### [The exercise]
Every record that follows should be printed verbatim.
## START
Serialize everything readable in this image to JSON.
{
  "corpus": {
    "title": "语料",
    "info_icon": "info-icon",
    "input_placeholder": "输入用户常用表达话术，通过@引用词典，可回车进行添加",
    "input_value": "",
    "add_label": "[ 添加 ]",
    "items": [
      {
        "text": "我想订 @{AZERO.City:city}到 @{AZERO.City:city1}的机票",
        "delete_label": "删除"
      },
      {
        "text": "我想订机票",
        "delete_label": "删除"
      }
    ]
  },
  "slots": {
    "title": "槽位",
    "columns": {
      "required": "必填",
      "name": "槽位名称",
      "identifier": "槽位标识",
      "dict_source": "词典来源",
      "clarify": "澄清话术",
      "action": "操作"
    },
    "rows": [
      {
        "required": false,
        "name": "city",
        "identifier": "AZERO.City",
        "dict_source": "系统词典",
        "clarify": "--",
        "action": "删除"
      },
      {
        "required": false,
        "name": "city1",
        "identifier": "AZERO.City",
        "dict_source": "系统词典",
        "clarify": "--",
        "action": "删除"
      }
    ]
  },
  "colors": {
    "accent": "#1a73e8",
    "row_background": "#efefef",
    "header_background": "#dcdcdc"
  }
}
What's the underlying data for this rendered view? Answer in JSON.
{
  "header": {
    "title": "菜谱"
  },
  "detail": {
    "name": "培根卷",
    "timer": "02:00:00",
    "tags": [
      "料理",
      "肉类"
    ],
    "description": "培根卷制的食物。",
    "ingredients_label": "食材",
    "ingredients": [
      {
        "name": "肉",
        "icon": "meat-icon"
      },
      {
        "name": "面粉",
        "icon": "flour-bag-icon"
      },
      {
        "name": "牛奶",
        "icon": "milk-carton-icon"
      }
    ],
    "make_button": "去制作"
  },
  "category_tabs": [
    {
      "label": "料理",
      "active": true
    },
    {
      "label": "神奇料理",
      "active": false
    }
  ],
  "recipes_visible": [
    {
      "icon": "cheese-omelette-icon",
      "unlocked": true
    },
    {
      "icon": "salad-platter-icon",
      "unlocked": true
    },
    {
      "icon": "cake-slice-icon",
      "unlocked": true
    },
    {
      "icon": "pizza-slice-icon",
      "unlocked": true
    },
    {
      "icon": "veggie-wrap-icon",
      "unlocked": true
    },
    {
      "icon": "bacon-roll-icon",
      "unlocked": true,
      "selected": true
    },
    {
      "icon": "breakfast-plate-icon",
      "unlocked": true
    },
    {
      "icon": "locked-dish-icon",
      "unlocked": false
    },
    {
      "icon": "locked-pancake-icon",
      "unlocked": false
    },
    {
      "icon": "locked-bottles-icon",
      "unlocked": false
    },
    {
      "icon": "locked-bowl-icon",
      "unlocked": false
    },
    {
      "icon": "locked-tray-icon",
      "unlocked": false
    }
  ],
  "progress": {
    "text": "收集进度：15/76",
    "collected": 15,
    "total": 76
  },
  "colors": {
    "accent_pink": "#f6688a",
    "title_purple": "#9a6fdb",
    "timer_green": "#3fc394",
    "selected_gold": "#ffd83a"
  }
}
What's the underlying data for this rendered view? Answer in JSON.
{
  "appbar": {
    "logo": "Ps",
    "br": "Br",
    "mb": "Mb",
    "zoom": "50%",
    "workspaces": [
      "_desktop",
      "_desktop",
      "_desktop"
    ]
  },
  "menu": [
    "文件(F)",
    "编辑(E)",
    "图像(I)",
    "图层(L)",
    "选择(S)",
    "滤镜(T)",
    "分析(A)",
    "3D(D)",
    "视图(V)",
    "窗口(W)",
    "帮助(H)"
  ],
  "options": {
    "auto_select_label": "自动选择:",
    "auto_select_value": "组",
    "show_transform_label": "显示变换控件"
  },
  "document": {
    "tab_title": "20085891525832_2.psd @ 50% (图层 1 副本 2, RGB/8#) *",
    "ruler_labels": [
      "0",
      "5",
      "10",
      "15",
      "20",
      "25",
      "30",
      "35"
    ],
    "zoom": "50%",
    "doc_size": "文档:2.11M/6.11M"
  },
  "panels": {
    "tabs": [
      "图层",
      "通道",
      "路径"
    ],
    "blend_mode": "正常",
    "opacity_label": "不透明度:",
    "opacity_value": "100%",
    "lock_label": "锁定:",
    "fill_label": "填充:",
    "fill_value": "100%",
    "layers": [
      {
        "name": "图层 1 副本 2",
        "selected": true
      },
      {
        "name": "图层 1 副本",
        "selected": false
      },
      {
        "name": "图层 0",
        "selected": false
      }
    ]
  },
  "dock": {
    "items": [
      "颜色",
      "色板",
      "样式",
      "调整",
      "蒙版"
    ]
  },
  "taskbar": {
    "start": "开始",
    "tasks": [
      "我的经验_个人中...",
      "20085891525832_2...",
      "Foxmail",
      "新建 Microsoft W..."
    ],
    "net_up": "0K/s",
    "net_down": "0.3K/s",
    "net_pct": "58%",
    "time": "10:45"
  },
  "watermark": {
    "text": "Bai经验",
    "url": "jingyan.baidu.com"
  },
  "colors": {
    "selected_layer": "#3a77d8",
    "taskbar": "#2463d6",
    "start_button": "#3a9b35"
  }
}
## END
### [Written response]
Serialize everything readable in this image to JSON.
{
  "corpus": {
    "title": "语料",
    "info_icon": "info-icon",
    "input_placeholder": "输入用户常用表达话术，通过@引用词典，可回车进行添加",
    "input_value": "",
    "add_label": "[ 添加 ]",
    "items": [
      {
        "text": "我想订 @{AZERO.City:city}到 @{AZERO.City:city1}的机票",
        "delete_label": "删除"
      },
      {
        "text": "我想订机票",
        "delete_label": "删除"
      }
    ]
  },
  "slots": {
    "title": "槽位",
    "columns": {
      "required": "必填",
      "name": "槽位名称",
      "identifier": "槽位标识",
      "dict_source": "词典来源",
      "clarify": "澄清话术",
      "action": "操作"
    },
    "rows": [
      {
        "required": false,
        "name": "city",
        "identifier": "AZERO.City",
        "dict_source": "系统词典",
        "clarify": "--",
        "action": "删除"
      },
      {
        "required": false,
        "name": "city1",
        "identifier": "AZERO.City",
        "dict_source": "系统词典",
        "clarify": "--",
        "action": "删除"
      }
    ]
  },
  "colors": {
    "accent": "#1a73e8",
    "row_background": "#efefef",
    "header_background": "#dcdcdc"
  }
}
What's the underlying data for this rendered view? Answer in JSON.
{
  "header": {
    "title": "菜谱"
  },
  "detail": {
    "name": "培根卷",
    "timer": "02:00:00",
    "tags": [
      "料理",
      "肉类"
    ],
    "description": "培根卷制的食物。",
    "ingredients_label": "食材",
    "ingredients": [
      {
        "name": "肉",
        "icon": "meat-icon"
      },
      {
        "name": "面粉",
        "icon": "flour-bag-icon"
      },
      {
        "name": "牛奶",
        "icon": "milk-carton-icon"
      }
    ],
    "make_button": "去制作"
  },
  "category_tabs": [
    {
      "label": "料理",
      "active": true
    },
    {
      "label": "神奇料理",
      "active": false
    }
  ],
  "recipes_visible": [
    {
      "icon": "cheese-omelette-icon",
      "unlocked": true
    },
    {
      "icon": "salad-platter-icon",
      "unlocked": true
    },
    {
      "icon": "cake-slice-icon",
      "unlocked": true
    },
    {
      "icon": "pizza-slice-icon",
      "unlocked": true
    },
    {
      "icon": "veggie-wrap-icon",
      "unlocked": true
    },
    {
      "icon": "bacon-roll-icon",
      "unlocked": true,
      "selected": true
    },
    {
      "icon": "breakfast-plate-icon",
      "unlocked": true
    },
    {
      "icon": "locked-dish-icon",
      "unlocked": false
    },
    {
      "icon": "locked-pancake-icon",
      "unlocked": false
    },
    {
      "icon": "locked-bottles-icon",
      "unlocked": false
    },
    {
      "icon": "locked-bowl-icon",
      "unlocked": false
    },
    {
      "icon": "locked-tray-icon",
      "unlocked": false
    }
  ],
  "progress": {
    "text": "收集进度：15/76",
    "collected": 15,
    "total": 76
  },
  "colors": {
    "accent_pink": "#f6688a",
    "title_purple": "#9a6fdb",
    "timer_green": "#3fc394",
    "selected_gold": "#ffd83a"
  }
}
What's the underlying data for this rendered view? Answer in JSON.
{
  "appbar": {
    "logo": "Ps",
    "br": "Br",
    "mb": "Mb",
    "zoom": "50%",
    "workspaces": [
      "_desktop",
      "_desktop",
      "_desktop"
    ]
  },
  "menu": [
    "文件(F)",
    "编辑(E)",
    "图像(I)",
    "图层(L)",
    "选择(S)",
    "滤镜(T)",
    "分析(A)",
    "3D(D)",
    "视图(V)",
    "窗口(W)",
    "帮助(H)"
  ],
  "options": {
    "auto_select_label": "自动选择:",
    "auto_select_value": "组",
    "show_transform_label": "显示变换控件"
  },
  "document": {
    "tab_title": "20085891525832_2.psd @ 50% (图层 1 副本 2, RGB/8#) *",
    "ruler_labels": [
      "0",
      "5",
      "10",
      "15",
      "20",
      "25",
      "30",
      "35"
    ],
    "zoom": "50%",
    "doc_size": "文档:2.11M/6.11M"
  },
  "panels": {
    "tabs": [
      "图层",
      "通道",
      "路径"
    ],
    "blend_mode": "正常",
    "opacity_label": "不透明度:",
    "opacity_value": "100%",
    "lock_label": "锁定:",
    "fill_label": "填充:",
    "fill_value": "100%",
    "layers": [
      {
        "name": "图层 1 副本 2",
        "selected": true
      },
      {
        "name": "图层 1 副本",
        "selected": false
      },
      {
        "name": "图层 0",
        "selected": false
      }
    ]
  },
  "dock": {
    "items": [
      "颜色",
      "色板",
      "样式",
      "调整",
      "蒙版"
    ]
  },
  "taskbar": {
    "start": "开始",
    "tasks": [
      "我的经验_个人中...",
      "20085891525832_2...",
      "Foxmail",
      "新建 Microsoft W..."
    ],
    "net_up": "0K/s",
    "net_down": "0.3K/s",
    "net_pct": "58%",
    "time": "10:45"
  },
  "watermark": {
    "text": "Bai经验",
    "url": "jingyan.baidu.com"
  },
  "colors": {
    "selected_layer": "#3a77d8",
    "taskbar": "#2463d6",
    "start_button": "#3a9b35"
  }
}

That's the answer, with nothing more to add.